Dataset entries
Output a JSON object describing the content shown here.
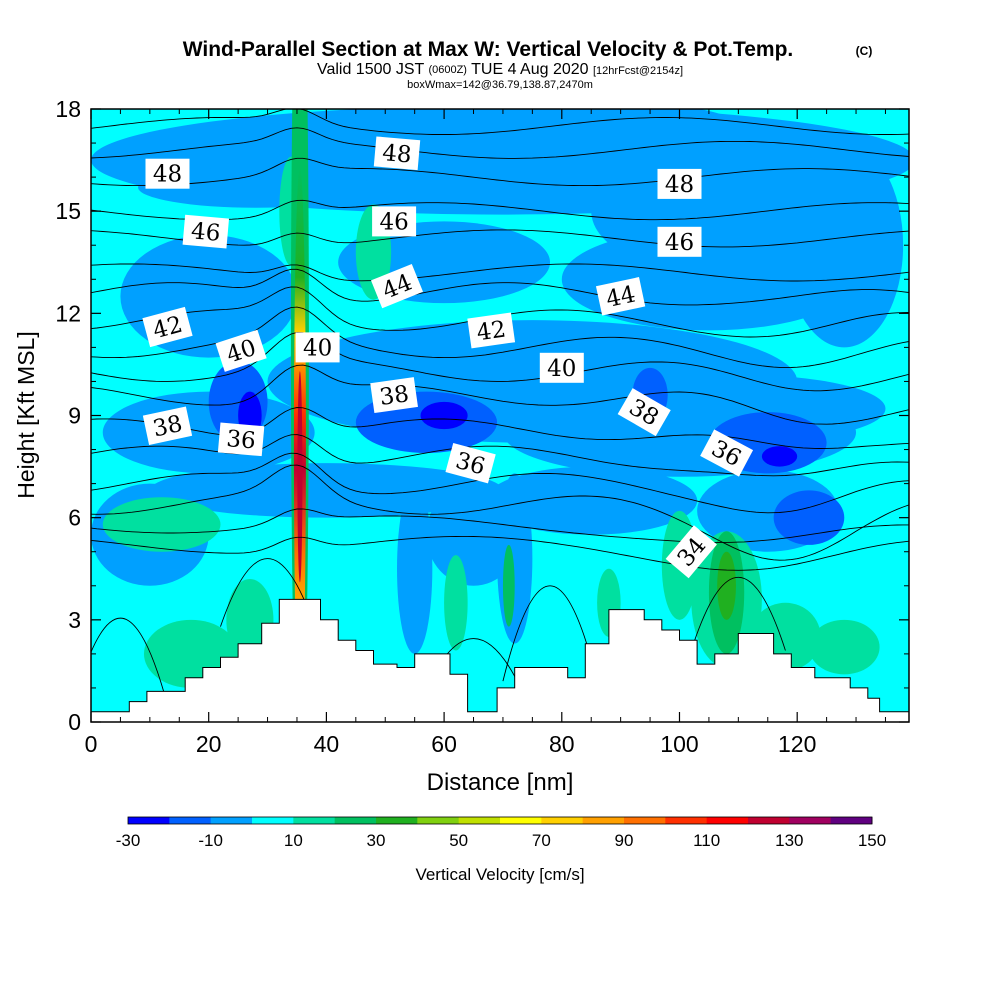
{
  "title": {
    "main": "Wind-Parallel Section at Max W: Vertical Velocity & Pot.Temp.",
    "copyright": "(C)",
    "valid_a": "Valid 1500 JST",
    "valid_z": "(0600Z)",
    "valid_b": "TUE 4 Aug 2020",
    "fcst": "[12hrFcst@2154z]",
    "box": "boxWmax=142@36.79,138.87,2470m"
  },
  "chart_data": {
    "type": "heatmap",
    "xlabel": "Distance [nm]",
    "ylabel": "Height [Kft MSL]",
    "xlim": [
      0,
      139
    ],
    "ylim": [
      0,
      18
    ],
    "x_ticks": [
      "0",
      "20",
      "40",
      "60",
      "80",
      "100",
      "120"
    ],
    "y_ticks": [
      "0",
      "3",
      "6",
      "9",
      "12",
      "15",
      "18"
    ],
    "colorbar": {
      "label": "Vertical Velocity [cm/s]",
      "tick_labels": [
        "-30",
        "-10",
        "10",
        "30",
        "50",
        "70",
        "90",
        "110",
        "130",
        "150"
      ],
      "colors": [
        "#0000ff",
        "#0060ff",
        "#00a0ff",
        "#00ffff",
        "#00e0a0",
        "#00c060",
        "#20b020",
        "#80d010",
        "#c0e000",
        "#ffff00",
        "#ffd000",
        "#ffa000",
        "#ff7000",
        "#ff3000",
        "#ff0000",
        "#c00030",
        "#a00060",
        "#600080"
      ]
    },
    "contour_labels": [
      {
        "text": "48",
        "x": 13,
        "y": 16.1,
        "angle": 0
      },
      {
        "text": "48",
        "x": 52,
        "y": 16.7,
        "angle": 5
      },
      {
        "text": "48",
        "x": 100,
        "y": 15.8,
        "angle": 0
      },
      {
        "text": "46",
        "x": 19.5,
        "y": 14.4,
        "angle": 5
      },
      {
        "text": "46",
        "x": 51.5,
        "y": 14.7,
        "angle": 0
      },
      {
        "text": "46",
        "x": 100,
        "y": 14.1,
        "angle": 0
      },
      {
        "text": "44",
        "x": 52,
        "y": 12.8,
        "angle": -22
      },
      {
        "text": "44",
        "x": 90,
        "y": 12.5,
        "angle": -12
      },
      {
        "text": "42",
        "x": 13,
        "y": 11.6,
        "angle": -15
      },
      {
        "text": "42",
        "x": 68,
        "y": 11.5,
        "angle": -8
      },
      {
        "text": "40",
        "x": 25.5,
        "y": 10.9,
        "angle": -18
      },
      {
        "text": "40",
        "x": 38.5,
        "y": 11.0,
        "angle": 0
      },
      {
        "text": "40",
        "x": 80,
        "y": 10.4,
        "angle": 0
      },
      {
        "text": "38",
        "x": 13,
        "y": 8.7,
        "angle": -12
      },
      {
        "text": "38",
        "x": 51.5,
        "y": 9.6,
        "angle": -8
      },
      {
        "text": "38",
        "x": 94,
        "y": 9.1,
        "angle": 30
      },
      {
        "text": "36",
        "x": 25.5,
        "y": 8.3,
        "angle": 5
      },
      {
        "text": "36",
        "x": 64.5,
        "y": 7.6,
        "angle": 15
      },
      {
        "text": "36",
        "x": 108,
        "y": 7.9,
        "angle": 28
      },
      {
        "text": "34",
        "x": 102,
        "y": 5.0,
        "angle": -50
      }
    ],
    "terrain_steps": [
      [
        0,
        0.3
      ],
      [
        6.5,
        0.6
      ],
      [
        9.5,
        0.9
      ],
      [
        16,
        1.3
      ],
      [
        19,
        1.6
      ],
      [
        22,
        1.9
      ],
      [
        25,
        2.3
      ],
      [
        29,
        2.9
      ],
      [
        32,
        3.6
      ],
      [
        39,
        3.0
      ],
      [
        42,
        2.4
      ],
      [
        45,
        2.1
      ],
      [
        48,
        1.7
      ],
      [
        52,
        1.6
      ],
      [
        55,
        2.0
      ],
      [
        61,
        1.4
      ],
      [
        64,
        0.3
      ],
      [
        69,
        1.0
      ],
      [
        72,
        1.6
      ],
      [
        81,
        1.3
      ],
      [
        84,
        2.3
      ],
      [
        88,
        3.3
      ],
      [
        94,
        3.0
      ],
      [
        97,
        2.7
      ],
      [
        100,
        2.4
      ],
      [
        103,
        1.7
      ],
      [
        106,
        2.0
      ],
      [
        110,
        2.6
      ],
      [
        116,
        2.0
      ],
      [
        119,
        1.6
      ],
      [
        123,
        1.3
      ],
      [
        129,
        1.0
      ],
      [
        132,
        0.7
      ],
      [
        134,
        0.3
      ]
    ],
    "isentrope_levels": [
      34,
      35,
      36,
      37,
      38,
      39,
      40,
      41,
      42,
      43,
      44,
      45,
      46,
      47,
      48,
      49,
      50
    ]
  }
}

### [TASK INSTRUCTIONS]
Copy out all the data exactly; skip the pictures.

### [RESULT FOR THIS TASK]
Output a JSON object describing the content shown here.
{
  "title": {
    "main": "Wind-Parallel Section at Max W: Vertical Velocity & Pot.Temp.",
    "copyright": "(C)",
    "valid_a": "Valid 1500 JST",
    "valid_z": "(0600Z)",
    "valid_b": "TUE 4 Aug 2020",
    "fcst": "[12hrFcst@2154z]",
    "box": "boxWmax=142@36.79,138.87,2470m"
  },
  "chart_data": {
    "type": "heatmap",
    "xlabel": "Distance [nm]",
    "ylabel": "Height [Kft MSL]",
    "xlim": [
      0,
      139
    ],
    "ylim": [
      0,
      18
    ],
    "x_ticks": [
      "0",
      "20",
      "40",
      "60",
      "80",
      "100",
      "120"
    ],
    "y_ticks": [
      "0",
      "3",
      "6",
      "9",
      "12",
      "15",
      "18"
    ],
    "colorbar": {
      "label": "Vertical Velocity [cm/s]",
      "tick_labels": [
        "-30",
        "-10",
        "10",
        "30",
        "50",
        "70",
        "90",
        "110",
        "130",
        "150"
      ],
      "colors": [
        "#0000ff",
        "#0060ff",
        "#00a0ff",
        "#00ffff",
        "#00e0a0",
        "#00c060",
        "#20b020",
        "#80d010",
        "#c0e000",
        "#ffff00",
        "#ffd000",
        "#ffa000",
        "#ff7000",
        "#ff3000",
        "#ff0000",
        "#c00030",
        "#a00060",
        "#600080"
      ]
    },
    "contour_labels": [
      {
        "text": "48",
        "x": 13,
        "y": 16.1,
        "angle": 0
      },
      {
        "text": "48",
        "x": 52,
        "y": 16.7,
        "angle": 5
      },
      {
        "text": "48",
        "x": 100,
        "y": 15.8,
        "angle": 0
      },
      {
        "text": "46",
        "x": 19.5,
        "y": 14.4,
        "angle": 5
      },
      {
        "text": "46",
        "x": 51.5,
        "y": 14.7,
        "angle": 0
      },
      {
        "text": "46",
        "x": 100,
        "y": 14.1,
        "angle": 0
      },
      {
        "text": "44",
        "x": 52,
        "y": 12.8,
        "angle": -22
      },
      {
        "text": "44",
        "x": 90,
        "y": 12.5,
        "angle": -12
      },
      {
        "text": "42",
        "x": 13,
        "y": 11.6,
        "angle": -15
      },
      {
        "text": "42",
        "x": 68,
        "y": 11.5,
        "angle": -8
      },
      {
        "text": "40",
        "x": 25.5,
        "y": 10.9,
        "angle": -18
      },
      {
        "text": "40",
        "x": 38.5,
        "y": 11.0,
        "angle": 0
      },
      {
        "text": "40",
        "x": 80,
        "y": 10.4,
        "angle": 0
      },
      {
        "text": "38",
        "x": 13,
        "y": 8.7,
        "angle": -12
      },
      {
        "text": "38",
        "x": 51.5,
        "y": 9.6,
        "angle": -8
      },
      {
        "text": "38",
        "x": 94,
        "y": 9.1,
        "angle": 30
      },
      {
        "text": "36",
        "x": 25.5,
        "y": 8.3,
        "angle": 5
      },
      {
        "text": "36",
        "x": 64.5,
        "y": 7.6,
        "angle": 15
      },
      {
        "text": "36",
        "x": 108,
        "y": 7.9,
        "angle": 28
      },
      {
        "text": "34",
        "x": 102,
        "y": 5.0,
        "angle": -50
      }
    ],
    "terrain_steps": [
      [
        0,
        0.3
      ],
      [
        6.5,
        0.6
      ],
      [
        9.5,
        0.9
      ],
      [
        16,
        1.3
      ],
      [
        19,
        1.6
      ],
      [
        22,
        1.9
      ],
      [
        25,
        2.3
      ],
      [
        29,
        2.9
      ],
      [
        32,
        3.6
      ],
      [
        39,
        3.0
      ],
      [
        42,
        2.4
      ],
      [
        45,
        2.1
      ],
      [
        48,
        1.7
      ],
      [
        52,
        1.6
      ],
      [
        55,
        2.0
      ],
      [
        61,
        1.4
      ],
      [
        64,
        0.3
      ],
      [
        69,
        1.0
      ],
      [
        72,
        1.6
      ],
      [
        81,
        1.3
      ],
      [
        84,
        2.3
      ],
      [
        88,
        3.3
      ],
      [
        94,
        3.0
      ],
      [
        97,
        2.7
      ],
      [
        100,
        2.4
      ],
      [
        103,
        1.7
      ],
      [
        106,
        2.0
      ],
      [
        110,
        2.6
      ],
      [
        116,
        2.0
      ],
      [
        119,
        1.6
      ],
      [
        123,
        1.3
      ],
      [
        129,
        1.0
      ],
      [
        132,
        0.7
      ],
      [
        134,
        0.3
      ]
    ],
    "isentrope_levels": [
      34,
      35,
      36,
      37,
      38,
      39,
      40,
      41,
      42,
      43,
      44,
      45,
      46,
      47,
      48,
      49,
      50
    ]
  }
}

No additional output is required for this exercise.